# [Written problem]
All entries below need to be written out exactly, but without their pictures.

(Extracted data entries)
#####

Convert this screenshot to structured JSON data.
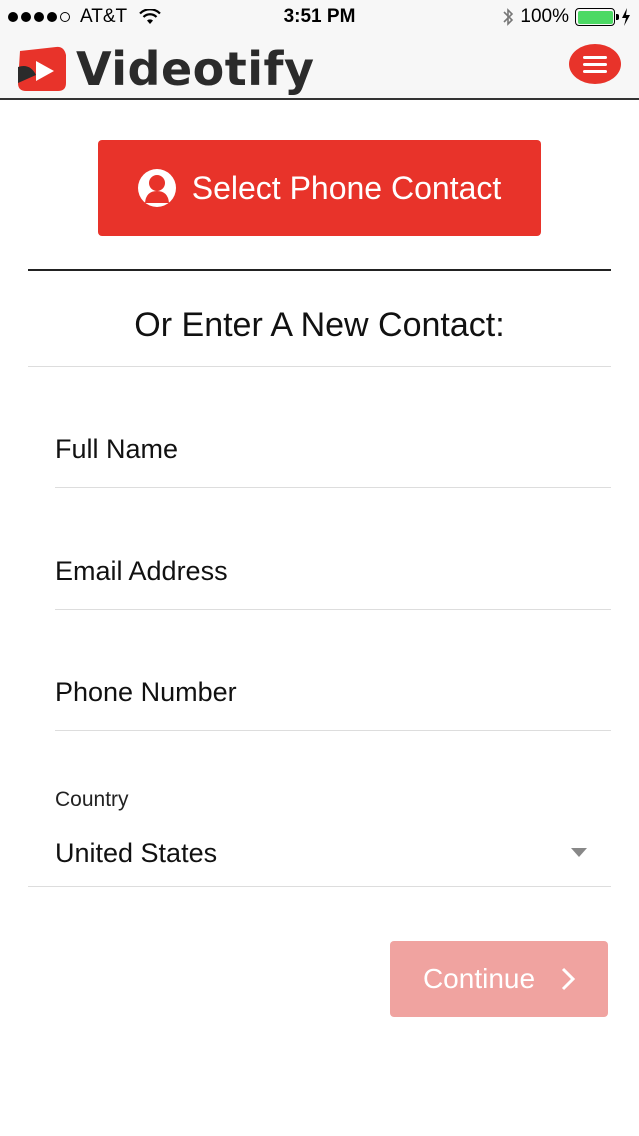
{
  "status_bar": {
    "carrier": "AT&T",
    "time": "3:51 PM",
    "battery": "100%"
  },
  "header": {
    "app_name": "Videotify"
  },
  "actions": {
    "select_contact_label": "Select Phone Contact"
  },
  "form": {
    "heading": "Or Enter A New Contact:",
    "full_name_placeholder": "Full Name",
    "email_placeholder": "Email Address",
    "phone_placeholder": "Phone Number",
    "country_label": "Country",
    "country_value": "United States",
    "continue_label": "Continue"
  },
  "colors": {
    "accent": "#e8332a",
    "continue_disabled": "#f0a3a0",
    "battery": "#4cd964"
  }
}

#####

# [Exercise result]
Convert this screenshot to structured JSON data.
{
  "status_bar": {
    "carrier": "AT&T",
    "time": "3:51 PM",
    "battery": "100%"
  },
  "header": {
    "app_name": "Videotify"
  },
  "actions": {
    "select_contact_label": "Select Phone Contact"
  },
  "form": {
    "heading": "Or Enter A New Contact:",
    "full_name_placeholder": "Full Name",
    "email_placeholder": "Email Address",
    "phone_placeholder": "Phone Number",
    "country_label": "Country",
    "country_value": "United States",
    "continue_label": "Continue"
  },
  "colors": {
    "accent": "#e8332a",
    "continue_disabled": "#f0a3a0",
    "battery": "#4cd964"
  }
}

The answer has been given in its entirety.